*What is required*. Skip the pictures and extract all of the lines exactly as written.

*Provided data*.

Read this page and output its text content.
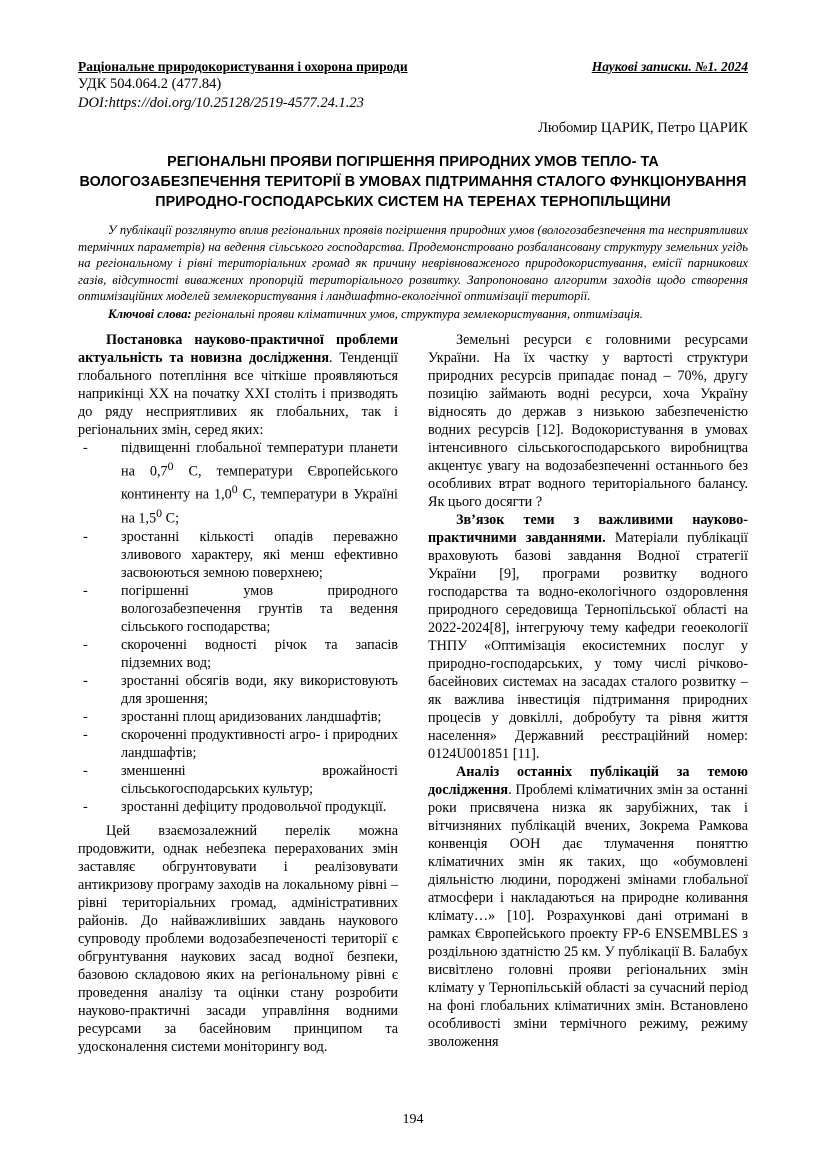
Раціональне природокористування і охорона природи	Наукові записки. №1. 2024
УДК 504.064.2 (477.84)
DOI:https://doi.org/10.25128/2519-4577.24.1.23
Любомир ЦАРИК, Петро ЦАРИК
РЕГІОНАЛЬНІ ПРОЯВИ ПОГІРШЕННЯ ПРИРОДНИХ УМОВ ТЕПЛО- ТА ВОЛОГОЗАБЕЗПЕЧЕННЯ ТЕРИТОРІЇ В УМОВАХ ПІДТРИМАННЯ СТАЛОГО ФУНКЦІОНУВАННЯ ПРИРОДНО-ГОСПОДАРСЬКИХ СИСТЕМ НА ТЕРЕНАХ ТЕРНОПІЛЬЩИНИ
У публікації розглянуто вплив регіональних проявів погіршення природних умов (вологозабезпечення та несприятливих термічних параметрів) на ведення сільського господарства. Продемонстровано розбалансовану структуру земельних угідь на регіональному і рівні територіальних громад як причину неврівноваженого природокористування, емісії парникових газів, відсутності виважених пропорцій територіального розвитку. Запропоновано алгоритм заходів щодо створення оптимізаційних моделей землекористування і ландшафтно-екологічної оптимізації території.
Ключові слова: регіональні прояви кліматичних умов, структура землекористування, оптимізація.

Постановка науково-практичної проблеми актуальність та новизна дослідження. Тенденції глобального потепління все чіткіше проявляються наприкінці ХХ на початку ХХІ століть і призводять до ряду несприятливих як глобальних, так і регіональних змін, серед яких:

- підвищенні глобальної температури планети на $0,7^0$ С, температури Європейського континенту на $1,0^0$ С, температури в Україні на $1,5^0$ С;
- зростанні кількості опадів переважно зливового характеру, які менш ефективно засвоюються земною поверхнею;
- погіршенні умов природного вологозабезпечення грунтів та ведення сільського господарства;
- скороченні водності річок та запасів підземних вод;
- зростанні обсягів води, яку використовують для зрошення;
- зростанні площ аридизованих ландшафтів;
- скороченні продуктивності агро- і природних ландшафтів;
- зменшенні врожайності сільськогосподарських культур;
- зростанні дефіциту продовольчої продукції.

Цей взаємозалежний перелік можна продовжити, однак небезпека перерахованих змін заставляє обгрунтовувати і реалізовувати антикризову програму заходів на локальному рівні – рівні територіальних громад, адміністративних районів. До найважливіших завдань наукового супроводу проблеми водозабезпеченості території є обгрунтування наукових засад водної безпеки, базовою складовою яких на регіональному рівні є проведення аналізу та оцінки стану розробити науково-практичні засади управління водними ресурсами за басейновим принципом та удосконалення системи моніторингу вод.

Земельні ресурси є головними ресурсами України. На їх частку у вартості структури природних ресурсів припадає понад – 70%, другу позицію займають водні ресурси, хоча Україну відносять до держав з низькою забезпеченістю водних ресурсів [12]. Водокористування в умовах інтенсивного сільськогосподарського виробництва акцентує увагу на водозабезпеченні останнього без особливих втрат водного територіального балансу. Як цього досягти ?

Зв’язок теми з важливими науково-практичними завданнями. Матеріали публікації враховують базові завдання Водної стратегії України [9], програми розвитку водного господарства та водно-екологічного оздоровлення природного середовища Тернопільської області на 2022-2024[8], інтегруючу тему кафедри геоекології ТНПУ «Оптимізація екосистемних послуг у природно-господарських, у тому числі річково-басейнових системах на засадах сталого розвитку – як важлива інвестиція підтримання природних процесів у довкіллі, добробуту та рівня життя населення» Державний реєстраційний номер: 0124U001851 [11].

Аналіз останніх публікацій за темою дослідження. Проблемі кліматичних змін за останні роки присвячена низка як зарубіжних, так і вітчизняних публікацій вчених, Зокрема Рамкова конвенція ООН дає тлумачення поняттю кліматичних змін як таких, що «обумовлені діяльністю людини, породжені змінами глобальної атмосфери і накладаються на природне коливання клімату…» [10]. Розрахункові дані отримані в рамках Європейського проекту FP-6 ENSEMBLES з роздільною здатністю 25 км. У публікації В. Балабух висвітлено головні прояви регіональних змін клімату у Тернопільській області за сучасний період на фоні глобальних кліматичних змін. Встановлено особливості зміни термічного режиму, режиму зволоження

194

*Solution to this problem*.
Read this page and output its text content.
Раціональне природокористування і охорона природи	Наукові записки. №1. 2024
УДК 504.064.2 (477.84)
DOI:https://doi.org/10.25128/2519-4577.24.1.23
Любомир ЦАРИК, Петро ЦАРИК
РЕГІОНАЛЬНІ ПРОЯВИ ПОГІРШЕННЯ ПРИРОДНИХ УМОВ ТЕПЛО- ТА ВОЛОГОЗАБЕЗПЕЧЕННЯ ТЕРИТОРІЇ В УМОВАХ ПІДТРИМАННЯ СТАЛОГО ФУНКЦІОНУВАННЯ ПРИРОДНО-ГОСПОДАРСЬКИХ СИСТЕМ НА ТЕРЕНАХ ТЕРНОПІЛЬЩИНИ
У публікації розглянуто вплив регіональних проявів погіршення природних умов (вологозабезпечення та несприятливих термічних параметрів) на ведення сільського господарства. Продемонстровано розбалансовану структуру земельних угідь на регіональному і рівні територіальних громад як причину неврівноваженого природокористування, емісії парникових газів, відсутності виважених пропорцій територіального розвитку. Запропоновано алгоритм заходів щодо створення оптимізаційних моделей землекористування і ландшафтно-екологічної оптимізації території.
Ключові слова: регіональні прояви кліматичних умов, структура землекористування, оптимізація.

Постановка науково-практичної проблеми актуальність та новизна дослідження. Тенденції глобального потепління все чіткіше проявляються наприкінці ХХ на початку ХХІ століть і призводять до ряду несприятливих як глобальних, так і регіональних змін, серед яких:

- підвищенні глобальної температури планети на $0,7^0$ С, температури Європейського континенту на $1,0^0$ С, температури в Україні на $1,5^0$ С;
- зростанні кількості опадів переважно зливового характеру, які менш ефективно засвоюються земною поверхнею;
- погіршенні умов природного вологозабезпечення грунтів та ведення сільського господарства;
- скороченні водності річок та запасів підземних вод;
- зростанні обсягів води, яку використовують для зрошення;
- зростанні площ аридизованих ландшафтів;
- скороченні продуктивності агро- і природних ландшафтів;
- зменшенні врожайності сільськогосподарських культур;
- зростанні дефіциту продовольчої продукції.

Цей взаємозалежний перелік можна продовжити, однак небезпека перерахованих змін заставляє обгрунтовувати і реалізовувати антикризову програму заходів на локальному рівні – рівні територіальних громад, адміністративних районів. До найважливіших завдань наукового супроводу проблеми водозабезпеченості території є обгрунтування наукових засад водної безпеки, базовою складовою яких на регіональному рівні є проведення аналізу та оцінки стану розробити науково-практичні засади управління водними ресурсами за басейновим принципом та удосконалення системи моніторингу вод.

Земельні ресурси є головними ресурсами України. На їх частку у вартості структури природних ресурсів припадає понад – 70%, другу позицію займають водні ресурси, хоча Україну відносять до держав з низькою забезпеченістю водних ресурсів [12]. Водокористування в умовах інтенсивного сільськогосподарського виробництва акцентує увагу на водозабезпеченні останнього без особливих втрат водного територіального балансу. Як цього досягти ?

Зв’язок теми з важливими науково-практичними завданнями. Матеріали публікації враховують базові завдання Водної стратегії України [9], програми розвитку водного господарства та водно-екологічного оздоровлення природного середовища Тернопільської області на 2022-2024[8], інтегруючу тему кафедри геоекології ТНПУ «Оптимізація екосистемних послуг у природно-господарських, у тому числі річково-басейнових системах на засадах сталого розвитку – як важлива інвестиція підтримання природних процесів у довкіллі, добробуту та рівня життя населення» Державний реєстраційний номер: 0124U001851 [11].

Аналіз останніх публікацій за темою дослідження. Проблемі кліматичних змін за останні роки присвячена низка як зарубіжних, так і вітчизняних публікацій вчених, Зокрема Рамкова конвенція ООН дає тлумачення поняттю кліматичних змін як таких, що «обумовлені діяльністю людини, породжені змінами глобальної атмосфери і накладаються на природне коливання клімату…» [10]. Розрахункові дані отримані в рамках Європейського проекту FP-6 ENSEMBLES з роздільною здатністю 25 км. У публікації В. Балабух висвітлено головні прояви регіональних змін клімату у Тернопільській області за сучасний період на фоні глобальних кліматичних змін. Встановлено особливості зміни термічного режиму, режиму зволоження

194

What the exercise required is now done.